### WRITTEN TASK
Pick out all lines in the listing holding the string "title" and copy them.

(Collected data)
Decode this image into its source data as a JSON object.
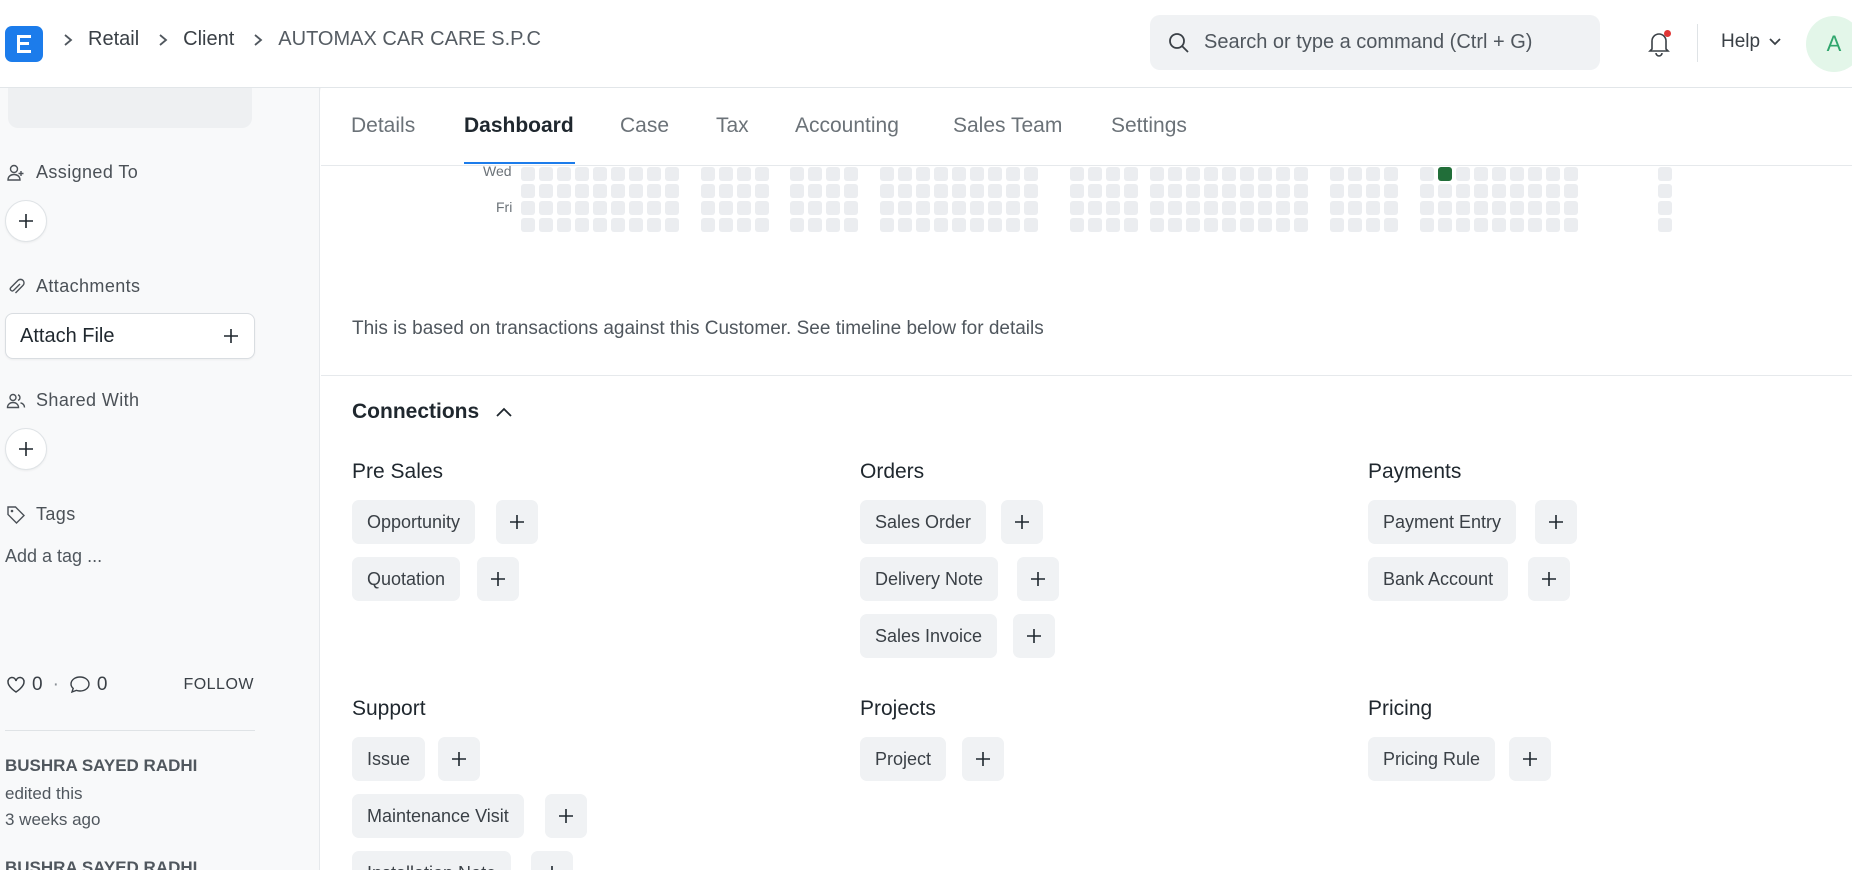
{
  "navbar": {
    "breadcrumbs": [
      "Retail",
      "Client",
      "AUTOMAX CAR CARE S.P.C"
    ],
    "search_placeholder": "Search or type a command (Ctrl + G)",
    "help_label": "Help",
    "avatar_initial": "A"
  },
  "sidebar": {
    "assigned_to": "Assigned To",
    "attachments": "Attachments",
    "attach_file": "Attach File",
    "shared_with": "Shared With",
    "tags": "Tags",
    "add_tag": "Add a tag ...",
    "likes": "0",
    "comments": "0",
    "follow": "FOLLOW",
    "activity": [
      {
        "user": "BUSHRA SAYED RADHI",
        "action": "edited this",
        "time": "3 weeks ago"
      },
      {
        "user": "BUSHRA SAYED RADHI"
      }
    ]
  },
  "tabs": [
    "Details",
    "Dashboard",
    "Case",
    "Tax",
    "Accounting",
    "Sales Team",
    "Settings"
  ],
  "active_tab": "Dashboard",
  "heatmap": {
    "day_labels": [
      "Wed",
      "Fri"
    ]
  },
  "dashboard_note": "This is based on transactions against this Customer. See timeline below for details",
  "connections": {
    "title": "Connections",
    "groups": [
      {
        "title": "Pre Sales",
        "items": [
          "Opportunity",
          "Quotation"
        ]
      },
      {
        "title": "Orders",
        "items": [
          "Sales Order",
          "Delivery Note",
          "Sales Invoice"
        ]
      },
      {
        "title": "Payments",
        "items": [
          "Payment Entry",
          "Bank Account"
        ]
      },
      {
        "title": "Support",
        "items": [
          "Issue",
          "Maintenance Visit",
          "Installation Note"
        ]
      },
      {
        "title": "Projects",
        "items": [
          "Project"
        ]
      },
      {
        "title": "Pricing",
        "items": [
          "Pricing Rule"
        ]
      }
    ]
  },
  "colors": {
    "accent": "#1c7ceb",
    "heatmap_empty": "#ebedf0",
    "heatmap_active": "#216e39"
  }
}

### TASK OUTPUT
    "title": "Connections",
        "title": "Pre Sales",
        "title": "Orders",
        "title": "Payments",
        "title": "Support",
        "title": "Projects",
        "title": "Pricing",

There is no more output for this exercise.